Count the lines in the entries below that include the word "structured". Give nothing but the number.

··· MATERIAL FOR THE TASK ···

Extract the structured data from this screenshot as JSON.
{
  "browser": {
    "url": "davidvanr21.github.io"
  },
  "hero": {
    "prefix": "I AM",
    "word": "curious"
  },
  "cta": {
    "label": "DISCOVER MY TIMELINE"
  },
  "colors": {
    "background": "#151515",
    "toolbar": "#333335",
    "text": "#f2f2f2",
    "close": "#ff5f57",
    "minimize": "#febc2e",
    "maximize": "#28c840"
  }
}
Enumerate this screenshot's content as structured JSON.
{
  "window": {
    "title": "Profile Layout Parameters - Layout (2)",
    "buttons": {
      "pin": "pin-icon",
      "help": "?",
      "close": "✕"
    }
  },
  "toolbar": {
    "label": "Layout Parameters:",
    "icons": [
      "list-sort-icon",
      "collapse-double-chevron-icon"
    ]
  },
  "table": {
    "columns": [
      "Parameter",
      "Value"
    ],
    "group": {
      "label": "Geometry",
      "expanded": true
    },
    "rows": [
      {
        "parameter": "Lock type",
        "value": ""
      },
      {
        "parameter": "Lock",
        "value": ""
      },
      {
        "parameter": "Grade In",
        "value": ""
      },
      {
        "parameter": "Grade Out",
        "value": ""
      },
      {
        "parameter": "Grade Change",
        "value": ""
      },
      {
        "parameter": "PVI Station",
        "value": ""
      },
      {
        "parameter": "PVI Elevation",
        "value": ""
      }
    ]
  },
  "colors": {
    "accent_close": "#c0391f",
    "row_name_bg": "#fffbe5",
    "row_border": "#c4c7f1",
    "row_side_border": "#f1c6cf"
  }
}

···

» ANSWER
2